Dataset rows.

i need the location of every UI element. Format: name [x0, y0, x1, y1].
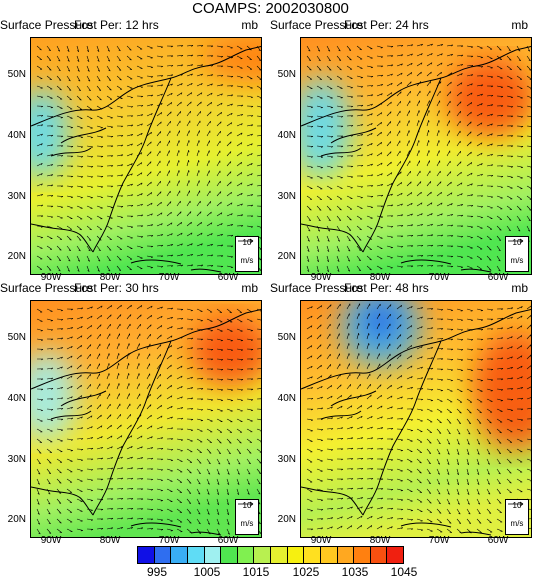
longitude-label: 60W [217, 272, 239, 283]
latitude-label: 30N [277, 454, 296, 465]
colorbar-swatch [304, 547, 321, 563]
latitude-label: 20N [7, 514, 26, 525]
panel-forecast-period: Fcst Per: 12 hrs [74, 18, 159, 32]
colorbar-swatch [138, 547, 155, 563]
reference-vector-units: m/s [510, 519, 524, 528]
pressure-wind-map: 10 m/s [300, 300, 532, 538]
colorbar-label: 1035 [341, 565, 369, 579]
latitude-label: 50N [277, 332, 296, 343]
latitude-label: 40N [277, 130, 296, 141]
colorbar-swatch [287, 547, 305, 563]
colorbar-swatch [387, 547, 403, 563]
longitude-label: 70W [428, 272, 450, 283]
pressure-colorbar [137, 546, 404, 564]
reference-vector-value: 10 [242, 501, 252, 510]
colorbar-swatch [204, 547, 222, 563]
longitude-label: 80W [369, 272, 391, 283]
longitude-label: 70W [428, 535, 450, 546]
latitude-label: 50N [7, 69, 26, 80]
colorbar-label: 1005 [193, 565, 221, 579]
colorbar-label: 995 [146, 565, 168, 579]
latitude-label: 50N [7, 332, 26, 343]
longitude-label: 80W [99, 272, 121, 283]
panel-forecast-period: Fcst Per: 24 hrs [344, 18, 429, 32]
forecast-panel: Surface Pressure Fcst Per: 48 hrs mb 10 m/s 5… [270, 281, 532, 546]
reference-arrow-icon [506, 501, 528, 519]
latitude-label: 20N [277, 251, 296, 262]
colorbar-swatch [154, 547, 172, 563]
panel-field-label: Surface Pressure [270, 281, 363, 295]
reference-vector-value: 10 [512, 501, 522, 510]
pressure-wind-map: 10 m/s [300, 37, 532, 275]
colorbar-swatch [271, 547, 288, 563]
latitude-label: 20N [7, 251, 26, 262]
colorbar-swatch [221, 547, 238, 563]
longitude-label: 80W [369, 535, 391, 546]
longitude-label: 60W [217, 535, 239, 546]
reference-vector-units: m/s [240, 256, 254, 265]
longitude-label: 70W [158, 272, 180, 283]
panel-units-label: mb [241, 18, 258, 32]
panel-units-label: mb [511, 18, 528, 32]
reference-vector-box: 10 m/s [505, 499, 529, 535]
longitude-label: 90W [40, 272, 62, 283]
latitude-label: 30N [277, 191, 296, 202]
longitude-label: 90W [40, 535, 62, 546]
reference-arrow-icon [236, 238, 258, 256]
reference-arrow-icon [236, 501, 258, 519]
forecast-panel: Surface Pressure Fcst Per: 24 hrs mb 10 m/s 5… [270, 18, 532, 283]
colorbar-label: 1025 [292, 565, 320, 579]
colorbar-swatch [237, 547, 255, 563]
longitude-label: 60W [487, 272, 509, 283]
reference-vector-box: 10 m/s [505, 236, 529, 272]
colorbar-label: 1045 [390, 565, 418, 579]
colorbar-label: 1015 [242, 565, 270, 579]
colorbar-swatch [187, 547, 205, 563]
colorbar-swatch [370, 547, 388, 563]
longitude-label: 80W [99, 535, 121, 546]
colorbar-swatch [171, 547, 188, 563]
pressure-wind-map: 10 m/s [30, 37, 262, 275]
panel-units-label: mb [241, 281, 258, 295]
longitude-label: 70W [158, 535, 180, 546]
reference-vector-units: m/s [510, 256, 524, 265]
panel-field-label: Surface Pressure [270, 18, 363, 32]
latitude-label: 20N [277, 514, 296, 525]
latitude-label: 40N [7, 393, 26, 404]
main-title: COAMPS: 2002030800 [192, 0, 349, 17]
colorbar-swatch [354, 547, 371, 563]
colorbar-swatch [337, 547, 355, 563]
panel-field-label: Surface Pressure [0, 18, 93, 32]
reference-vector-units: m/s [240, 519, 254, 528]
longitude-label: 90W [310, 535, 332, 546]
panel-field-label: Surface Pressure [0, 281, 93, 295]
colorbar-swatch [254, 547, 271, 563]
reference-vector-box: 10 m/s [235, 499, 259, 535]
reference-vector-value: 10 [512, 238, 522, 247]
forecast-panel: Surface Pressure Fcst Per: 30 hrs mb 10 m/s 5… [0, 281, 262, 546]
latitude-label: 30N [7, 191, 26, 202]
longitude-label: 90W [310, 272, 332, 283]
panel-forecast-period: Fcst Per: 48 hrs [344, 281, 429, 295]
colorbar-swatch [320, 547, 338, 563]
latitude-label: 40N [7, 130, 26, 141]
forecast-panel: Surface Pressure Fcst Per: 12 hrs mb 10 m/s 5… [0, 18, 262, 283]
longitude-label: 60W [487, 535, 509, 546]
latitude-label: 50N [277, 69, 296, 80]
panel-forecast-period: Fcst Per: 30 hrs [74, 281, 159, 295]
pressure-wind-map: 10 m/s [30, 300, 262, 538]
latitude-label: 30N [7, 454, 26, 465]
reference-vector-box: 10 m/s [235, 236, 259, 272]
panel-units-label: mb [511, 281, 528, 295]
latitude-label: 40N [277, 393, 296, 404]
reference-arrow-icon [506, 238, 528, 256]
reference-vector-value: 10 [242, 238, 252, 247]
--
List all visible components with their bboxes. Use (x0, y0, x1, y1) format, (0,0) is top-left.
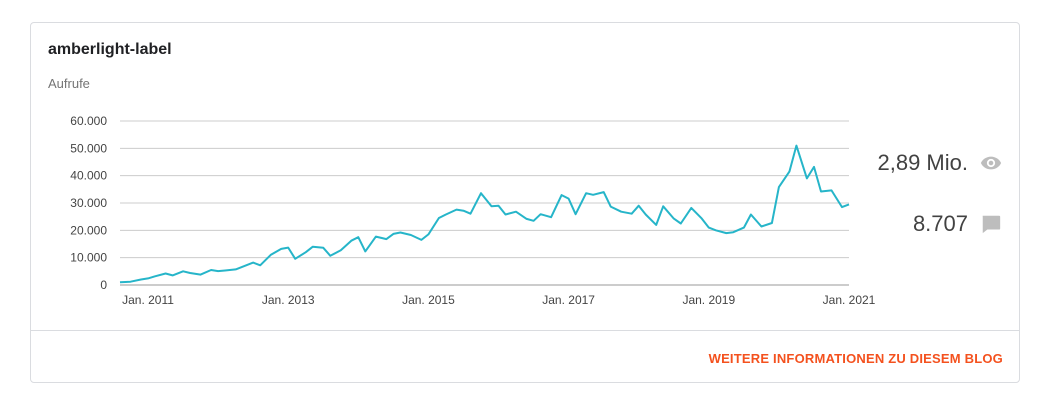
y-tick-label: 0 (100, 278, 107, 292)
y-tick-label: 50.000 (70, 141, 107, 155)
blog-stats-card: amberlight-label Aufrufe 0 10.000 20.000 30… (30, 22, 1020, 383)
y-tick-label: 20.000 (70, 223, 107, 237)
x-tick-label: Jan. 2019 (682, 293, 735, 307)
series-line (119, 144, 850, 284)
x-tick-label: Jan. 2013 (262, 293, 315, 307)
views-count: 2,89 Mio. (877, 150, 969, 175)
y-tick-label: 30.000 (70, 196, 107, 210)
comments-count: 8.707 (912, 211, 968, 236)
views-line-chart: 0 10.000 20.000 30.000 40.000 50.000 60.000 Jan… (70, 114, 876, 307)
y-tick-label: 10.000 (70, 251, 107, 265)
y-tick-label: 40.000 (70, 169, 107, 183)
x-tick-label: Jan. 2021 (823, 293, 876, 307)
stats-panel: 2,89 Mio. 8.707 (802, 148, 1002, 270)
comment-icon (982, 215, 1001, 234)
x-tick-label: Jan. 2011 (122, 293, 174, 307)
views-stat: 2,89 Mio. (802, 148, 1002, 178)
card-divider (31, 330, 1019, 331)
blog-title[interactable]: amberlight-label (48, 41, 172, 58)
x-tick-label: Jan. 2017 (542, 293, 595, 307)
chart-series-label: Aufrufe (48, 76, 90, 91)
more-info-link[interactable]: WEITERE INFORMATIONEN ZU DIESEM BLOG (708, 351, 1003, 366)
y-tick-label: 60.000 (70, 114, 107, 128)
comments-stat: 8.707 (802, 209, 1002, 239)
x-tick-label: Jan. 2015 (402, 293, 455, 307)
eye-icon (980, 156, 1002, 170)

Objective.
Rename "colorbar-swatch" to "legend-swatch" in every row from the one containing "longitude-label: 60W [217, 272, 239, 283]" down to the one containing "pressure-wind-map: 10 m/s [300, 300, 532, 538]", leaving all else in those rows unchanged, and return only those rows.

Written answer.
longitude-label: 60W [217, 272, 239, 283]
latitude-label: 30N [277, 454, 296, 465]
legend-swatch [304, 547, 321, 563]
latitude-label: 20N [7, 514, 26, 525]
panel-forecast-period: Fcst Per: 12 hrs [74, 18, 159, 32]
legend-swatch [138, 547, 155, 563]
reference-vector-units: m/s [510, 519, 524, 528]
pressure-wind-map: 10 m/s [300, 300, 532, 538]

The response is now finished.